Output the lines of the items below verbatim, starting at the line that contains "Give bounding boxes" and ending at the line that contains "scope-dropdown[interactable]: (全局范围) (1052, 16, 1336, 40)", with both of those lines included.

(Region boundary data)
= = = = =

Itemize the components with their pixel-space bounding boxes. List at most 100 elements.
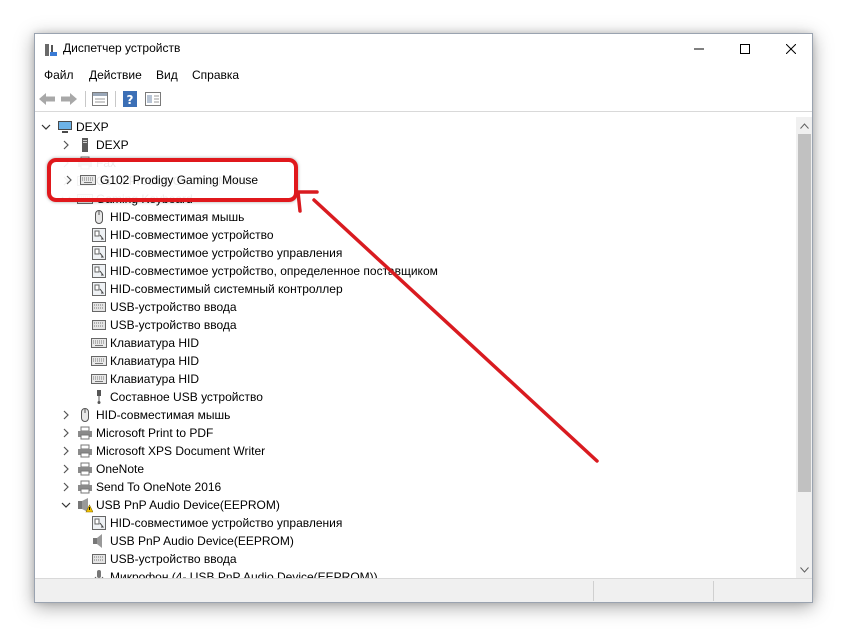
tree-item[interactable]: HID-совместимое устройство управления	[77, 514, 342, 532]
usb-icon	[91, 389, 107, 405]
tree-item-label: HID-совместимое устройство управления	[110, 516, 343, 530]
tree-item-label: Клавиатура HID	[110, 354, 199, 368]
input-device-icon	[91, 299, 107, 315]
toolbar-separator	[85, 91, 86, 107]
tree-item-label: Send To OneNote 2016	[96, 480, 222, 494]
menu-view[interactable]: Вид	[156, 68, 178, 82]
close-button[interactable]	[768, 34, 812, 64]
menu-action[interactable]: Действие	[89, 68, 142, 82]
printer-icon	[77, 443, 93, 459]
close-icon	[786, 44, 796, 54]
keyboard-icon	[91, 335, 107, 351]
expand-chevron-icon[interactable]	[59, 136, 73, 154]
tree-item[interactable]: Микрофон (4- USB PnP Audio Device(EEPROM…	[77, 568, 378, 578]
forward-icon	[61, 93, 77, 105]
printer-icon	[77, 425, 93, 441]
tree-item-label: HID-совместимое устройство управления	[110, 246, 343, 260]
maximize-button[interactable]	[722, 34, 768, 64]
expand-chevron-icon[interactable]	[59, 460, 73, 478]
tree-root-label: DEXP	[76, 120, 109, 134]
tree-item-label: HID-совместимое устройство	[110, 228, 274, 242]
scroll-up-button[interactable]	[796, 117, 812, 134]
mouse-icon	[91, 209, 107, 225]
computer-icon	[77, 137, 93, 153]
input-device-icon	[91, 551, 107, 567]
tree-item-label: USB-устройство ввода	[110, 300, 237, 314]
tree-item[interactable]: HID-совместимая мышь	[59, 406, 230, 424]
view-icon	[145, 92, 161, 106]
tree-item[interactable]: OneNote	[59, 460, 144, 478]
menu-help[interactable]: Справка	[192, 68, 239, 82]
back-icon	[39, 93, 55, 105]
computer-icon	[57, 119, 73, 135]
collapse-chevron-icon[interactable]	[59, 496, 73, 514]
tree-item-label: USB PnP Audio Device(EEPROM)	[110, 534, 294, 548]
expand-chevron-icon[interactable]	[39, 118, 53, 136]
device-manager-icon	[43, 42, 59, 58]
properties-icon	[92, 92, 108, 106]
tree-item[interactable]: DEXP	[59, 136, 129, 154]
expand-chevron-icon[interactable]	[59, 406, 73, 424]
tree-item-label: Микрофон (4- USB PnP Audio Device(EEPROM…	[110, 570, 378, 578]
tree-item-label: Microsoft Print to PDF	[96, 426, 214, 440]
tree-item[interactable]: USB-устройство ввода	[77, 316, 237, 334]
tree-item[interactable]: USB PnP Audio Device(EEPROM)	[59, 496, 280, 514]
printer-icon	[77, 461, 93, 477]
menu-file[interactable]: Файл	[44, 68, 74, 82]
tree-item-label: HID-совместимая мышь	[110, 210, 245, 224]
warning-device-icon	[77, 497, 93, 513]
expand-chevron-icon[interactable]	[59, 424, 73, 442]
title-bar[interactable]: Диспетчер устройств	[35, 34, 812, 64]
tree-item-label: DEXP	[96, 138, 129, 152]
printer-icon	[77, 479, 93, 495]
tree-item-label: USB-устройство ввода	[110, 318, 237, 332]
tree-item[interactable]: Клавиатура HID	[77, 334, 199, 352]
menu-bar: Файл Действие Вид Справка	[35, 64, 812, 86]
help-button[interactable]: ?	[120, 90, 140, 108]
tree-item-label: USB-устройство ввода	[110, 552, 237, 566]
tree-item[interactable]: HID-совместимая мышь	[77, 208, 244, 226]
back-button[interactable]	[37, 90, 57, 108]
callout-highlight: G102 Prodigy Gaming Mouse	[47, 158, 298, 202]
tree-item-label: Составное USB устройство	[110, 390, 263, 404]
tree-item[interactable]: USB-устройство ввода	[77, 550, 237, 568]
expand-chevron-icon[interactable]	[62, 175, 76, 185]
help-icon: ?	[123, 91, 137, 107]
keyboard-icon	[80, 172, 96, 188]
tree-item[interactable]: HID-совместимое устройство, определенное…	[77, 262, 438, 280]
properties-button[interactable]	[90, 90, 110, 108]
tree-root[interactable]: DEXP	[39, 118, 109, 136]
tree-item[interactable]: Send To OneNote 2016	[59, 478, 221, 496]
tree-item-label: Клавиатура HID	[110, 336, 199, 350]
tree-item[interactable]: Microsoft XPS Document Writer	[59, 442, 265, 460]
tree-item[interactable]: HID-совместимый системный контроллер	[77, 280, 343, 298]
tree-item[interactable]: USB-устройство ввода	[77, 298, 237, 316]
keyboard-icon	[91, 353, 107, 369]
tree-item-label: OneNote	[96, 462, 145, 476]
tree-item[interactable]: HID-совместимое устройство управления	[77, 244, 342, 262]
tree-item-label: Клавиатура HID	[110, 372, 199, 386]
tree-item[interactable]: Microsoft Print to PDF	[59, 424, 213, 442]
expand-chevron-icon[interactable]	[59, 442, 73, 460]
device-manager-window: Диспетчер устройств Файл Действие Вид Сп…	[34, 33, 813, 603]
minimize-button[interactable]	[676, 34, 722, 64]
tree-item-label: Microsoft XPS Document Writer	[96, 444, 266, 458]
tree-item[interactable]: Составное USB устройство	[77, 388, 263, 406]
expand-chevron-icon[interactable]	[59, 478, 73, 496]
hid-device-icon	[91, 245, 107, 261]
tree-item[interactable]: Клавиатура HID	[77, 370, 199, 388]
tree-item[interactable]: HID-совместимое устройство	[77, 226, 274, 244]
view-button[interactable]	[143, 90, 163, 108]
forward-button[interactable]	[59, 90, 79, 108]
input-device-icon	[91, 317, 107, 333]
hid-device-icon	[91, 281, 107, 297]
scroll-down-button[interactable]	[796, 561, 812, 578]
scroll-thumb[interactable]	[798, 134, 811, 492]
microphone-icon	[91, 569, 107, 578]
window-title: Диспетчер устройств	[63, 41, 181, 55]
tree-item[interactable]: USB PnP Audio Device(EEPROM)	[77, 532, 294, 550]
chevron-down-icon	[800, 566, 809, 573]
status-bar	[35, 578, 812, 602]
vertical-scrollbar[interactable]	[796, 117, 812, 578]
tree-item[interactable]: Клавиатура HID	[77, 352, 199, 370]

= = = = =

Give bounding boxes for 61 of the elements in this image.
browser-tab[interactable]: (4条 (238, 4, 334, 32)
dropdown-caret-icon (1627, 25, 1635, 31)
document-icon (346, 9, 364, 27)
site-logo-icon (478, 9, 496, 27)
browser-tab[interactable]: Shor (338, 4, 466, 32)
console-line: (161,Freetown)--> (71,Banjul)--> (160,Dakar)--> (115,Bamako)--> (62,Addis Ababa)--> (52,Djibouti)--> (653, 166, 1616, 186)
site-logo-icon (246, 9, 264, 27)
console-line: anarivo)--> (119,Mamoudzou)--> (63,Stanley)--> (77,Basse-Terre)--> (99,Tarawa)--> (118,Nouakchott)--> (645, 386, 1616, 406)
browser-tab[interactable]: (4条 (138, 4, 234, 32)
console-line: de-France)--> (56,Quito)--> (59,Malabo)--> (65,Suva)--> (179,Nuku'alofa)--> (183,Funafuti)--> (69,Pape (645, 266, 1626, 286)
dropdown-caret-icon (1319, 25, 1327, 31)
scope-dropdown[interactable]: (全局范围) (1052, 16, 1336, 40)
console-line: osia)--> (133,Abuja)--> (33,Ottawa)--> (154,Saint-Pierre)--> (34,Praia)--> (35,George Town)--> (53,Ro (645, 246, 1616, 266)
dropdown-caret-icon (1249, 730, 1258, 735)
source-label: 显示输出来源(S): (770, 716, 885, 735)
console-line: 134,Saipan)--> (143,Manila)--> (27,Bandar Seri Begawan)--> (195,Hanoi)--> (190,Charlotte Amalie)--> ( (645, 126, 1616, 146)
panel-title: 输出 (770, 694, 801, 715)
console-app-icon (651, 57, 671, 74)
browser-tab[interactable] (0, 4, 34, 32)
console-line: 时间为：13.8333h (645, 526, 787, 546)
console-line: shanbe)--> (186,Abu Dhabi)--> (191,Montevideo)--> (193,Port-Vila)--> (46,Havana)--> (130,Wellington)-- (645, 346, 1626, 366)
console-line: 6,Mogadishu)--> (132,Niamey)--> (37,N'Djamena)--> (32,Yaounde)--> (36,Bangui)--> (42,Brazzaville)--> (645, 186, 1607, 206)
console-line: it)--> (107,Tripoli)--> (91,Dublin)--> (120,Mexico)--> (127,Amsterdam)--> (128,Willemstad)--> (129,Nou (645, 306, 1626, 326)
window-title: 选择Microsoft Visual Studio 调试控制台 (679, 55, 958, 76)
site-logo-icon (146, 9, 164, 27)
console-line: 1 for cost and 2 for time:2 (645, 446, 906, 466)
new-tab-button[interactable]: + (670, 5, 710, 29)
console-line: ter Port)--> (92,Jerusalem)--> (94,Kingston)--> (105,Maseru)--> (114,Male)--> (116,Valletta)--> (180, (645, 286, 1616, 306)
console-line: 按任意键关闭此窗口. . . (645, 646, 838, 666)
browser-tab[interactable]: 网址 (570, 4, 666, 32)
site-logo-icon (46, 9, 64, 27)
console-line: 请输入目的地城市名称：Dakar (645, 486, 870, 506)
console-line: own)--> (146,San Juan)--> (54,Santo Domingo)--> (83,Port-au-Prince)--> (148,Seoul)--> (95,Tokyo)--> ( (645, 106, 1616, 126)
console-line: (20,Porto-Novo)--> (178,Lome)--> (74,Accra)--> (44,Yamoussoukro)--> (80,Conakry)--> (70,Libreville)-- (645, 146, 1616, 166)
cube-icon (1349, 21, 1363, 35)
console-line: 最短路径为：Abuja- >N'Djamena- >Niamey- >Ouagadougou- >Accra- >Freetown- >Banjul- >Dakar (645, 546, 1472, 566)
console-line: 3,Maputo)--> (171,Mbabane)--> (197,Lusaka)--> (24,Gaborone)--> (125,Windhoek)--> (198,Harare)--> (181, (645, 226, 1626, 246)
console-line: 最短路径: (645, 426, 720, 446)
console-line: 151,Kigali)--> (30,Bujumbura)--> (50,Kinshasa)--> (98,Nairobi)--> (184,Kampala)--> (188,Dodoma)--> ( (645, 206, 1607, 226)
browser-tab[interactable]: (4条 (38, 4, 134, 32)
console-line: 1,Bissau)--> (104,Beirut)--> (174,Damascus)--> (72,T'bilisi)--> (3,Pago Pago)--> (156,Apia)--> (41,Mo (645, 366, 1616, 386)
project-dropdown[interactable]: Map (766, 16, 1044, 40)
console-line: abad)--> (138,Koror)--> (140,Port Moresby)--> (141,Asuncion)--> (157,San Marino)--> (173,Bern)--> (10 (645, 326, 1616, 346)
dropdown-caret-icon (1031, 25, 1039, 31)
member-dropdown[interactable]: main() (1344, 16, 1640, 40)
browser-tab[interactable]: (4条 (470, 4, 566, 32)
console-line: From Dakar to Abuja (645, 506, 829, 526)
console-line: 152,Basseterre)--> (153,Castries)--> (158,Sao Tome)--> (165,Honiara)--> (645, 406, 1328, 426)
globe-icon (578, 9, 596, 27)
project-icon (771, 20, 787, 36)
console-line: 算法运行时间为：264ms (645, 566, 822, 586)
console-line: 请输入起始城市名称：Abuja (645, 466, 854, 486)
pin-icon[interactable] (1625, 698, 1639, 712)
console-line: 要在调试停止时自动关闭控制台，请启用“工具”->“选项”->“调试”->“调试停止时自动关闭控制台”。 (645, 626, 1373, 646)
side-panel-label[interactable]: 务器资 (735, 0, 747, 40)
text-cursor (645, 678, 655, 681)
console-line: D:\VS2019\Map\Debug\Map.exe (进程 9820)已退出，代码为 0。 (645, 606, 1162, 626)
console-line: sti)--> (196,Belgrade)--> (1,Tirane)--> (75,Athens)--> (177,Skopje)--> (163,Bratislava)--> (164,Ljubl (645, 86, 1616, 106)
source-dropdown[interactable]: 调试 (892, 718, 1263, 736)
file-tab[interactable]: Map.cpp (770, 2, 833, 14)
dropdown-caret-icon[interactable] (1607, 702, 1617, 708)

= = = = =

> **IN RESPONSE**
Give bounding boxes for 61 of the elements in this image.
browser-tab[interactable]: (4条 (238, 4, 334, 32)
dropdown-caret-icon (1627, 25, 1635, 31)
document-icon (346, 9, 364, 27)
site-logo-icon (478, 9, 496, 27)
browser-tab[interactable]: Shor (338, 4, 466, 32)
console-line: (161,Freetown)--> (71,Banjul)--> (160,Dakar)--> (115,Bamako)--> (62,Addis Ababa)--> (52,Djibouti)--> (653, 166, 1616, 186)
site-logo-icon (246, 9, 264, 27)
console-line: anarivo)--> (119,Mamoudzou)--> (63,Stanley)--> (77,Basse-Terre)--> (99,Tarawa)--> (118,Nouakchott)--> (645, 386, 1616, 406)
browser-tab[interactable]: (4条 (138, 4, 234, 32)
console-line: de-France)--> (56,Quito)--> (59,Malabo)--> (65,Suva)--> (179,Nuku'alofa)--> (183,Funafuti)--> (69,Pape (645, 266, 1626, 286)
dropdown-caret-icon (1319, 25, 1327, 31)
scope-dropdown[interactable]: (全局范围) (1052, 16, 1336, 40)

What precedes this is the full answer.